**What you have to do:** Beneath this task is a listing; retype all of it exactly.

**Data entries for graphics:**
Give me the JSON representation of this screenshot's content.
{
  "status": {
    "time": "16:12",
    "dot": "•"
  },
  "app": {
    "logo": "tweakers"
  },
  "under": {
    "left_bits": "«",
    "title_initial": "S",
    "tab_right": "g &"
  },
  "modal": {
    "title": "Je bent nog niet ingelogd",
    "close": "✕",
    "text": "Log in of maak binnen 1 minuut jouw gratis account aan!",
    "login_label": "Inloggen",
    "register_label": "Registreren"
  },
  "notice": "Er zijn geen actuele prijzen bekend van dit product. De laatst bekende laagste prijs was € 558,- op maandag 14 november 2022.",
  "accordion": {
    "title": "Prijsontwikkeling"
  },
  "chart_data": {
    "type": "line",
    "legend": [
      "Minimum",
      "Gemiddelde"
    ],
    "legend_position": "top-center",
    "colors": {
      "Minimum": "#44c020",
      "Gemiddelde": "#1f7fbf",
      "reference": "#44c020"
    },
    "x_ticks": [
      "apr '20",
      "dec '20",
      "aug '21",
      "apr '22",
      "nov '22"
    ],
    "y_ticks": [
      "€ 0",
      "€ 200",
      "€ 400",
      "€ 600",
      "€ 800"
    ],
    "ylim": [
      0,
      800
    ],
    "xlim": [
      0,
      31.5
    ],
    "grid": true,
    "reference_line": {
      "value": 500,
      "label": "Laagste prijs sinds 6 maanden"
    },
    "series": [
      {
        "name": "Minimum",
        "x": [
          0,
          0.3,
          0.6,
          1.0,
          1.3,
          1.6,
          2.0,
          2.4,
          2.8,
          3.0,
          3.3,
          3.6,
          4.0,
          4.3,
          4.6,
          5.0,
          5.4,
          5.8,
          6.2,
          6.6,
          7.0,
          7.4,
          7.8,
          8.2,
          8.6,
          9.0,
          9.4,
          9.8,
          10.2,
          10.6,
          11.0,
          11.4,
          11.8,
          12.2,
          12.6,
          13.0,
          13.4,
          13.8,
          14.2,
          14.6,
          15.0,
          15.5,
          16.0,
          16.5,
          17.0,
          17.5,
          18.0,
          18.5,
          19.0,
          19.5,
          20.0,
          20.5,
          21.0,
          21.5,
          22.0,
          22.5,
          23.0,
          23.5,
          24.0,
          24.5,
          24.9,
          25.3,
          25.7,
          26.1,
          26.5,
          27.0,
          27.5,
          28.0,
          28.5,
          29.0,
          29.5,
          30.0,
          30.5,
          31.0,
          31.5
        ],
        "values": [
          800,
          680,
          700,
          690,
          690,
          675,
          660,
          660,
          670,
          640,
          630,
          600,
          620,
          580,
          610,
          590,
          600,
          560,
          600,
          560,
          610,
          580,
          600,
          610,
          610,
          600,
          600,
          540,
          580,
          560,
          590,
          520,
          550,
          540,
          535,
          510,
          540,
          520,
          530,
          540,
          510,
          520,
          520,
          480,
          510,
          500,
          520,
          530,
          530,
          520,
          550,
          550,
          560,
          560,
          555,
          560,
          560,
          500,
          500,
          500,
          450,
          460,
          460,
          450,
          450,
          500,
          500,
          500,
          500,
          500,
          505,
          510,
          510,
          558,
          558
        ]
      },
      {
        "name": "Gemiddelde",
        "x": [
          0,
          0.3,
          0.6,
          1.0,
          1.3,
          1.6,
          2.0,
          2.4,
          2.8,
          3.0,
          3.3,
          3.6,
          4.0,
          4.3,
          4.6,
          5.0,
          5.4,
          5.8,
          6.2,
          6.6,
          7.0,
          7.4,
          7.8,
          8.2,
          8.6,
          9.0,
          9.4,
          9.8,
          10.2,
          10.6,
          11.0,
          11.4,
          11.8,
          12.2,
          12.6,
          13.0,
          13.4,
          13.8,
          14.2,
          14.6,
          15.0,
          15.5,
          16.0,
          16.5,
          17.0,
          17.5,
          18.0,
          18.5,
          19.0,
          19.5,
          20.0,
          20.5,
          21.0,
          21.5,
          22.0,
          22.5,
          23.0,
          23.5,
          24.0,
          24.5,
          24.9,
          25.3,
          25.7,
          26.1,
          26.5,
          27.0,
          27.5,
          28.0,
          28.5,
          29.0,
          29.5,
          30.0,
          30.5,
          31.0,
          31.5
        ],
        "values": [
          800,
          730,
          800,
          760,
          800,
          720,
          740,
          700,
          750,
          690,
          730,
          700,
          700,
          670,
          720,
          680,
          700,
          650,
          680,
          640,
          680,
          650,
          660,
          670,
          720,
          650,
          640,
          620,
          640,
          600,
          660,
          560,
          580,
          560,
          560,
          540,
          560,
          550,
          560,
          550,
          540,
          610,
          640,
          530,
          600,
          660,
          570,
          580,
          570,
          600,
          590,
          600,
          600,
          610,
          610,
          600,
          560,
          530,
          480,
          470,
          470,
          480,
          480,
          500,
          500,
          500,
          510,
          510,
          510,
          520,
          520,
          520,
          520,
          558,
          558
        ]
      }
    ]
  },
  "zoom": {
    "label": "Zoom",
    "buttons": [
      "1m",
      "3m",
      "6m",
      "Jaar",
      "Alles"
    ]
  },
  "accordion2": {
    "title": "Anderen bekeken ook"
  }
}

**Final answer:**
Give me the JSON representation of this screenshot's content.
{
  "status": {
    "time": "16:12",
    "dot": "•"
  },
  "app": {
    "logo": "tweakers"
  },
  "under": {
    "left_bits": "«",
    "title_initial": "S",
    "tab_right": "g &"
  },
  "modal": {
    "title": "Je bent nog niet ingelogd",
    "close": "✕",
    "text": "Log in of maak binnen 1 minuut jouw gratis account aan!",
    "login_label": "Inloggen",
    "register_label": "Registreren"
  },
  "notice": "Er zijn geen actuele prijzen bekend van dit product. De laatst bekende laagste prijs was € 558,- op maandag 14 november 2022.",
  "accordion": {
    "title": "Prijsontwikkeling"
  },
  "chart_data": {
    "type": "line",
    "legend": [
      "Minimum",
      "Gemiddelde"
    ],
    "legend_position": "top-center",
    "colors": {
      "Minimum": "#44c020",
      "Gemiddelde": "#1f7fbf",
      "reference": "#44c020"
    },
    "x_ticks": [
      "apr '20",
      "dec '20",
      "aug '21",
      "apr '22",
      "nov '22"
    ],
    "y_ticks": [
      "€ 0",
      "€ 200",
      "€ 400",
      "€ 600",
      "€ 800"
    ],
    "ylim": [
      0,
      800
    ],
    "xlim": [
      0,
      31.5
    ],
    "grid": true,
    "reference_line": {
      "value": 500,
      "label": "Laagste prijs sinds 6 maanden"
    },
    "series": [
      {
        "name": "Minimum",
        "x": [
          0,
          0.3,
          0.6,
          1.0,
          1.3,
          1.6,
          2.0,
          2.4,
          2.8,
          3.0,
          3.3,
          3.6,
          4.0,
          4.3,
          4.6,
          5.0,
          5.4,
          5.8,
          6.2,
          6.6,
          7.0,
          7.4,
          7.8,
          8.2,
          8.6,
          9.0,
          9.4,
          9.8,
          10.2,
          10.6,
          11.0,
          11.4,
          11.8,
          12.2,
          12.6,
          13.0,
          13.4,
          13.8,
          14.2,
          14.6,
          15.0,
          15.5,
          16.0,
          16.5,
          17.0,
          17.5,
          18.0,
          18.5,
          19.0,
          19.5,
          20.0,
          20.5,
          21.0,
          21.5,
          22.0,
          22.5,
          23.0,
          23.5,
          24.0,
          24.5,
          24.9,
          25.3,
          25.7,
          26.1,
          26.5,
          27.0,
          27.5,
          28.0,
          28.5,
          29.0,
          29.5,
          30.0,
          30.5,
          31.0,
          31.5
        ],
        "values": [
          800,
          680,
          700,
          690,
          690,
          675,
          660,
          660,
          670,
          640,
          630,
          600,
          620,
          580,
          610,
          590,
          600,
          560,
          600,
          560,
          610,
          580,
          600,
          610,
          610,
          600,
          600,
          540,
          580,
          560,
          590,
          520,
          550,
          540,
          535,
          510,
          540,
          520,
          530,
          540,
          510,
          520,
          520,
          480,
          510,
          500,
          520,
          530,
          530,
          520,
          550,
          550,
          560,
          560,
          555,
          560,
          560,
          500,
          500,
          500,
          450,
          460,
          460,
          450,
          450,
          500,
          500,
          500,
          500,
          500,
          505,
          510,
          510,
          558,
          558
        ]
      },
      {
        "name": "Gemiddelde",
        "x": [
          0,
          0.3,
          0.6,
          1.0,
          1.3,
          1.6,
          2.0,
          2.4,
          2.8,
          3.0,
          3.3,
          3.6,
          4.0,
          4.3,
          4.6,
          5.0,
          5.4,
          5.8,
          6.2,
          6.6,
          7.0,
          7.4,
          7.8,
          8.2,
          8.6,
          9.0,
          9.4,
          9.8,
          10.2,
          10.6,
          11.0,
          11.4,
          11.8,
          12.2,
          12.6,
          13.0,
          13.4,
          13.8,
          14.2,
          14.6,
          15.0,
          15.5,
          16.0,
          16.5,
          17.0,
          17.5,
          18.0,
          18.5,
          19.0,
          19.5,
          20.0,
          20.5,
          21.0,
          21.5,
          22.0,
          22.5,
          23.0,
          23.5,
          24.0,
          24.5,
          24.9,
          25.3,
          25.7,
          26.1,
          26.5,
          27.0,
          27.5,
          28.0,
          28.5,
          29.0,
          29.5,
          30.0,
          30.5,
          31.0,
          31.5
        ],
        "values": [
          800,
          730,
          800,
          760,
          800,
          720,
          740,
          700,
          750,
          690,
          730,
          700,
          700,
          670,
          720,
          680,
          700,
          650,
          680,
          640,
          680,
          650,
          660,
          670,
          720,
          650,
          640,
          620,
          640,
          600,
          660,
          560,
          580,
          560,
          560,
          540,
          560,
          550,
          560,
          550,
          540,
          610,
          640,
          530,
          600,
          660,
          570,
          580,
          570,
          600,
          590,
          600,
          600,
          610,
          610,
          600,
          560,
          530,
          480,
          470,
          470,
          480,
          480,
          500,
          500,
          500,
          510,
          510,
          510,
          520,
          520,
          520,
          520,
          558,
          558
        ]
      }
    ]
  },
  "zoom": {
    "label": "Zoom",
    "buttons": [
      "1m",
      "3m",
      "6m",
      "Jaar",
      "Alles"
    ]
  },
  "accordion2": {
    "title": "Anderen bekeken ook"
  }
}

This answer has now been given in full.